== RECORDS SHOWN ==
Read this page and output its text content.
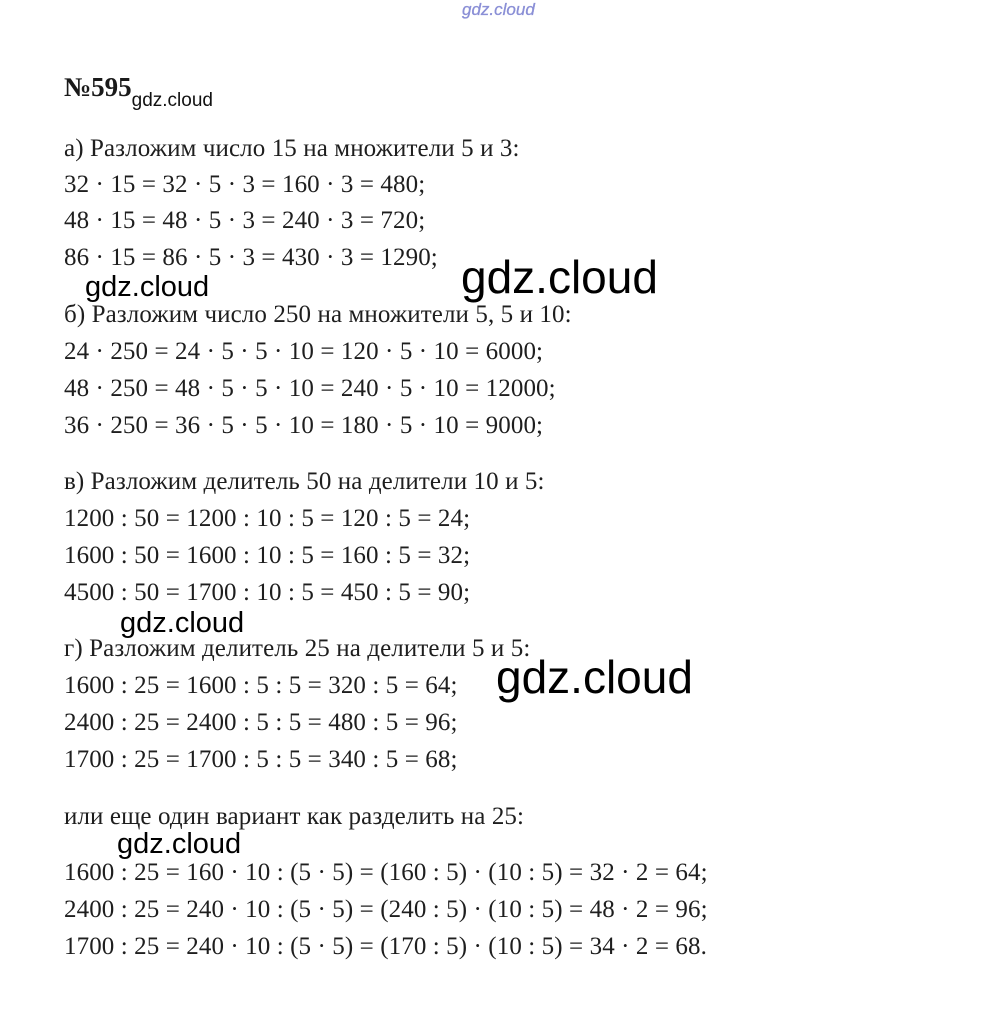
gdz.cloud
$№595_{gdz.cloud}$
а) Разложим число 15 на множители 5 и 3:
32 · 15 = 32 · 5 · 3 = 160 · 3 = 480;
48 · 15 = 48 · 5 · 3 = 240 · 3 = 720;
86 · 15 = 86 · 5 · 3 = 430 · 3 = 1290;
б) Разложим число 250 на множители 5, 5 и 10:
24 · 250 = 24 · 5 · 5 · 10 = 120 · 5 · 10 = 6000;
48 · 250 = 48 · 5 · 5 · 10 = 240 · 5 · 10 = 12000;
36 · 250 = 36 · 5 · 5 · 10 = 180 · 5 · 10 = 9000;
в) Разложим делитель 50 на делители 10 и 5:
1200 : 50 = 1200 : 10 : 5 = 120 : 5 = 24;
1600 : 50 = 1600 : 10 : 5 = 160 : 5 = 32;
4500 : 50 = 1700 : 10 : 5 = 450 : 5 = 90;
г) Разложим делитель 25 на делители 5 и 5:
1600 : 25 = 1600 : 5 : 5 = 320 : 5 = 64;
2400 : 25 = 2400 : 5 : 5 = 480 : 5 = 96;
1700 : 25 = 1700 : 5 : 5 = 340 : 5 = 68;
или еще один вариант как разделить на 25:
1600 : 25 = 160 · 10 : (5 · 5) = (160 : 5) · (10 : 5) = 32 · 2 = 64;
2400 : 25 = 240 · 10 : (5 · 5) = (240 : 5) · (10 : 5) = 48 · 2 = 96;
1700 : 25 = 240 · 10 : (5 · 5) = (170 : 5) · (10 : 5) = 34 · 2 = 68.
gdz.cloud
gdz.cloud
gdz.cloud
gdz.cloud
gdz.cloud
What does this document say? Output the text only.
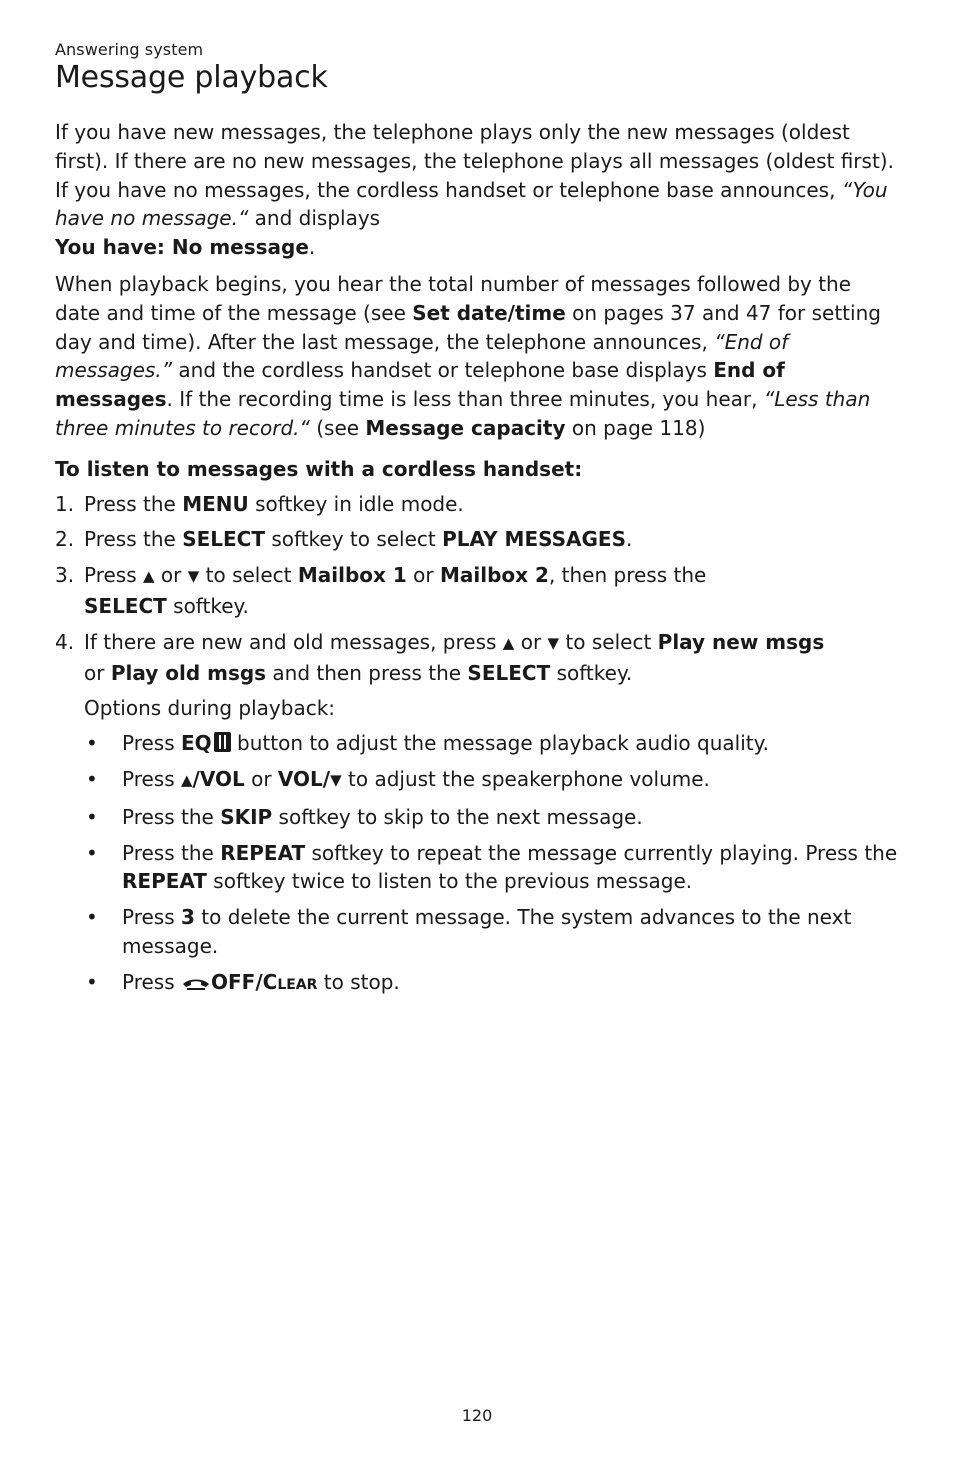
Answering system
Message playback

If you have new messages, the telephone plays only the new messages (oldest first). If there are no new messages, the telephone plays all messages (oldest first). If you have no messages, the cordless handset or telephone base announces, “You have no message.“ and displays
You have: No message.

When playback begins, you hear the total number of messages followed by the date and time of the message (see Set date/time on pages 37 and 47 for setting day and time). After the last message, the telephone announces, “End of messages.” and the cordless handset or telephone base displays End of messages. If the recording time is less than three minutes, you hear, “Less than three minutes to record.“ (see Message capacity on page 118)

To listen to messages with a cordless handset:
1. Press the MENU softkey in idle mode.
2. Press the SELECT softkey to select PLAY MESSAGES.
3. Press ▲ or ▼ to select Mailbox 1 or Mailbox 2, then press the
SELECT softkey.
4. If there are new and old messages, press ▲ or ▼ to select Play new msgs
or Play old msgs and then press the SELECT softkey.
Options during playback:
• Press EQ button to adjust the message playback audio quality.
• Press ▲/VOL or VOL/▼ to adjust the speakerphone volume.
• Press the SKIP softkey to skip to the next message.
• Press the REPEAT softkey to repeat the message currently playing. Press the REPEAT softkey twice to listen to the previous message.
• Press 3 to delete the current message. The system advances to the next message.
• Press OFF/Clear to stop.
120
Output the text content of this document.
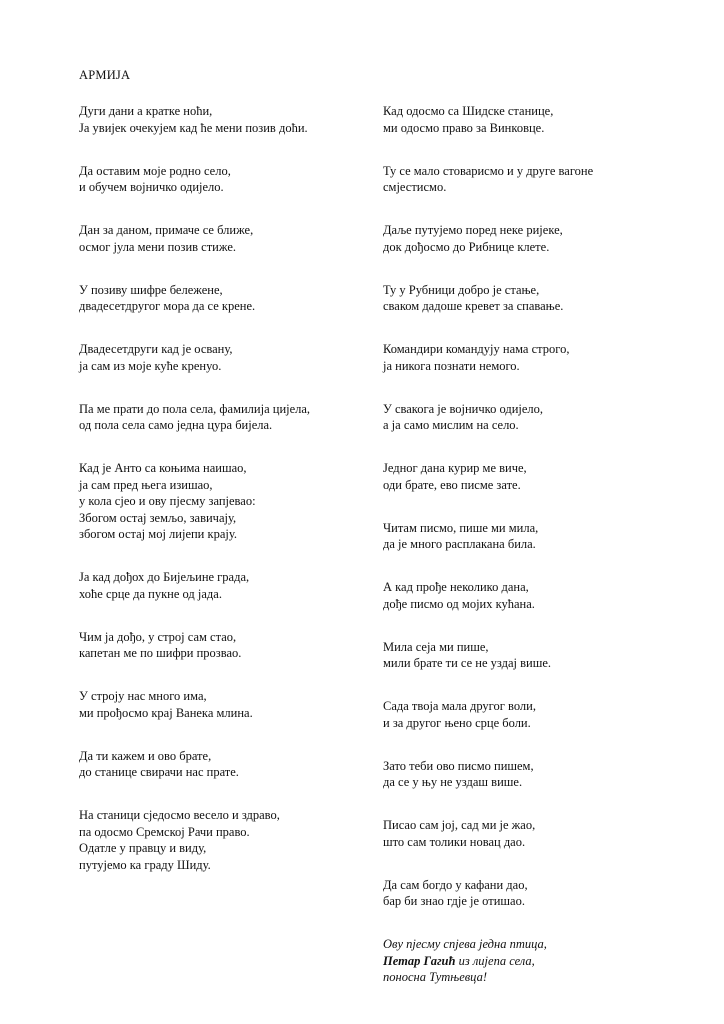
АРМИЈА
Дуги дани а кратке ноћи,
Ја увијек очекујем кад ће мени позив доћи.
Да оставим моје родно село,
и обучем војничко одијело.
Дан за даном, примаче се ближе,
осмог јула мени позив стиже.
У позиву шифре бележене,
двадесетдругог мора да се крене.
Двадесетдруги кад је освану,
ја сам из моје куће кренуо.
Па ме прати до пола села, фамилија цијела,
од пола села само једна цура бијела.
Кад је Анто са коњима наишао,
ја сам пред њега изишао,
у кола сјео и ову пјесму запјевао:
Збогом остај земљо, завичају,
збогом остај мој лијепи крају.
Ја кад дођох до Бијељине града,
хоће срце да пукне од јада.
Чим ја дођо, у строј сам стао,
капетан ме по шифри прозвао.
У строју нас много има,
ми прођосмо крај Ванека млина.
Да ти кажем и ово брате,
до станице свирачи нас прате.
На станици сједосмо весело и здраво,
па одосмо Сремској Рачи право.
Одатле у правцу и виду,
путујемо ка граду Шиду.
Кад одосмо са Шидске станице,
ми одосмо право за Винковце.
Ту се мало стоварисмо и у друге вагоне
смјестисмо.
Даље путујемо поред неке ријеке,
док дођосмо до Рибнице клете.
Ту у Рубници добро је стање,
сваком дадоше кревет за спавање.
Командири командују нама строго,
ја никога познати немого.
У свакога је војничко одијело,
а ја само мислим на село.
Једног дана курир ме виче,
оди брате, ево писме зате.
Читам писмо, пише ми мила,
да је много расплакана била.
А кад прође неколико дана,
дође писмо од мојих кућана.
Мила сеја ми пише,
мили брате ти се не уздај више.
Сада твоја мала другог воли,
и за другог њено срце боли.
Зато теби ово писмо пишем,
да се у њу не уздаш више.
Писао сам јој, сад ми је жао,
што сам толики новац дао.
Да сам богдо у кафани дао,
бар би знао гдје је отишао.
Ову пјесму спјева једна птица,
Петар Гагић из лијепа села,
поносна Тутњевца!
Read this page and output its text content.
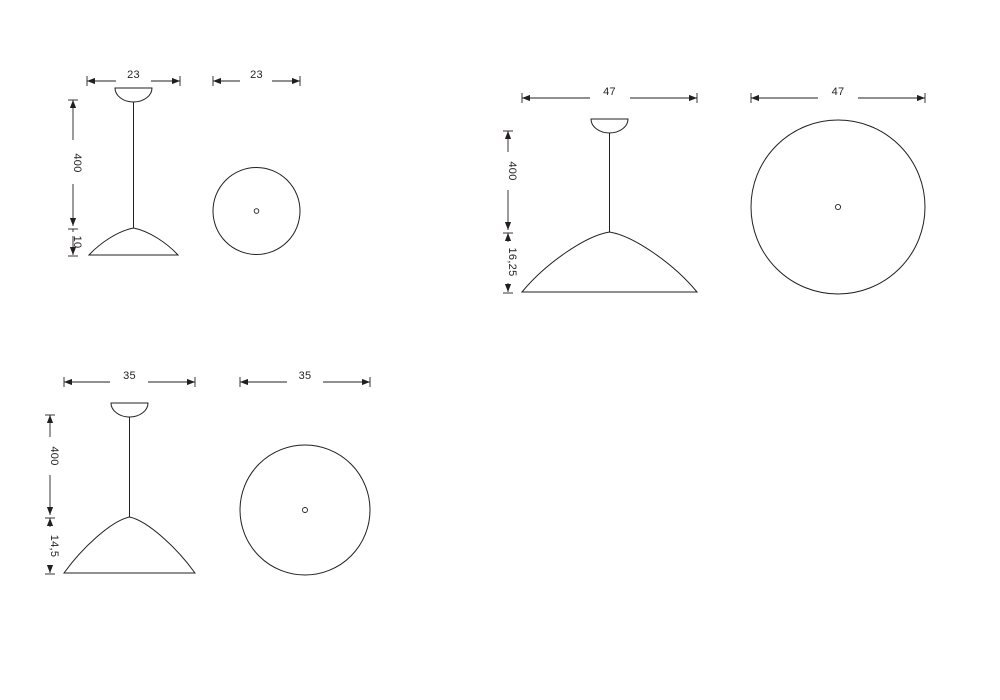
23
400
10
23
47
400
16,25
47
35
400
14,5
35
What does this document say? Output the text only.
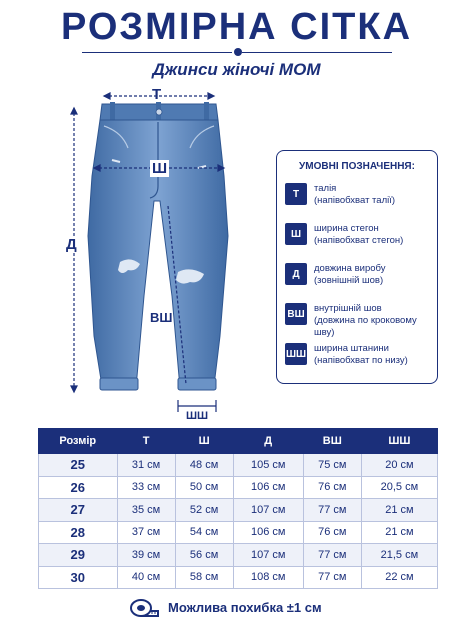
РОЗМІРНА СІТКА
Джинси жіночі МОМ
Т
Ш
Д
ВШ
ШШ
УМОВНІ ПОЗНАЧЕННЯ:
Т	талія
(напівобхват талії)
Ш	ширина стегон
(напівобхват стегон)
Д	довжина виробу
(зовнішній шов)
ВШ внутрішній шов
(довжина по кроковому шву)
ШШ ширина штанини
(напівобхват по низу)
Розмір	Т	Ш	Д	ВШ	ШШ
25	31 см	48 см	105 см	75 см	20 см
26	33 см	50 см	106 см	76 см	20,5 см
27	35 см	52 см	107 см	77 см	21 см
28	37 см	54 см	106 см	76 см	21 см
29	39 см	56 см	107 см	77 см	21,5 см
30	40 см	58 см	108 см	77 см	22 см
Можлива похибка ±1 см
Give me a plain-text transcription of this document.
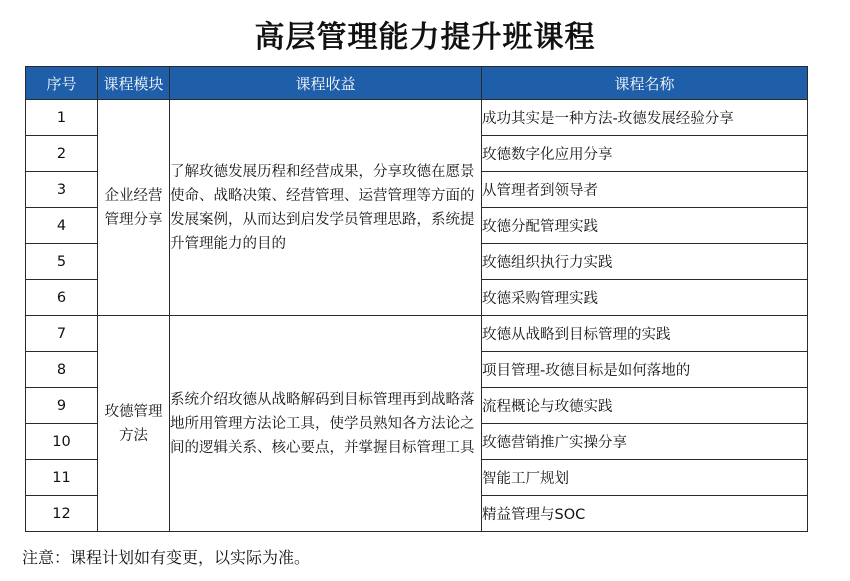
高层管理能力提升班课程
序号	课程模块	课程收益	课程名称
1	企业经营管理分享	了解玫德发展历程和经营成果，分享玫德在愿景使命、战略决策、经营管理、运营管理等方面的发展案例，从而达到启发学员管理思路，系统提升管理能力的目的	成功其实是一种方法-玫德发展经验分享
2			玫德数字化应用分享
3			从管理者到领导者
4			玫德分配管理实践
5			玫德组织执行力实践
6			玫德采购管理实践
7	玫德管理方法	系统介绍玫德从战略解码到目标管理再到战略落地所用管理方法论工具，使学员熟知各方法论之间的逻辑关系、核心要点，并掌握目标管理工具	玫德从战略到目标管理的实践
8			项目管理-玫德目标是如何落地的
9			流程概论与玫德实践
10			玫德营销推广实操分享
11			智能工厂规划
12			精益管理与SOC
注意：课程计划如有变更，以实际为准。
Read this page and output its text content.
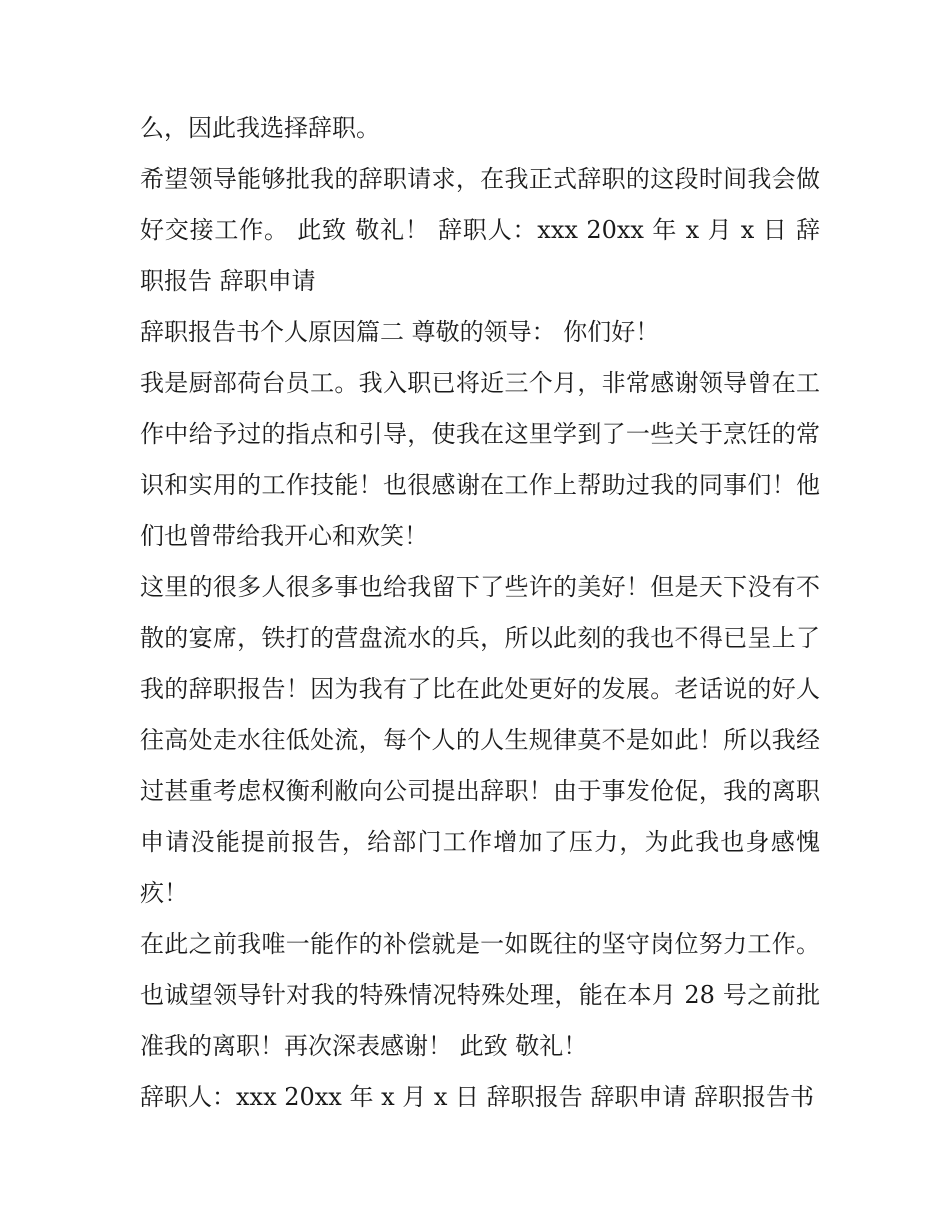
么，因此我选择辞职。

希望领导能够批我的辞职请求，在我正式辞职的这段时间我会做好交接工作。 此致 敬礼！ 辞职人：xxx 20xx 年 x 月 x 日 辞职报告 辞职申请

辞职报告书个人原因篇二 尊敬的领导： 你们好！

我是厨部荷台员工。我入职已将近三个月，非常感谢领导曾在工作中给予过的指点和引导，使我在这里学到了一些关于烹饪的常识和实用的工作技能！也很感谢在工作上帮助过我的同事们！他们也曾带给我开心和欢笑！

这里的很多人很多事也给我留下了些许的美好！但是天下没有不散的宴席，铁打的营盘流水的兵，所以此刻的我也不得已呈上了我的辞职报告！因为我有了比在此处更好的发展。老话说的好人往高处走水往低处流，每个人的人生规律莫不是如此！所以我经过甚重考虑权衡利敝向公司提出辞职！由于事发伧促，我的离职申请没能提前报告，给部门工作增加了压力，为此我也身感愧疚！

在此之前我唯一能作的补偿就是一如既往的坚守岗位努力工作。 也诚望领导针对我的特殊情况特殊处理，能在本月 28 号之前批准我的离职！再次深表感谢！ 此致 敬礼！

辞职人：xxx 20xx 年 x 月 x 日 辞职报告 辞职申请 辞职报告书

== EXERCISE DETAILS ==
Collect each line of the entries that has the word "делители", copying it in full.

== ANSWER TO THIS TASK ==
в) Разложим делитель 50 на делители 10 и 5:
г) Разложим делитель 25 на делители 5 и 5:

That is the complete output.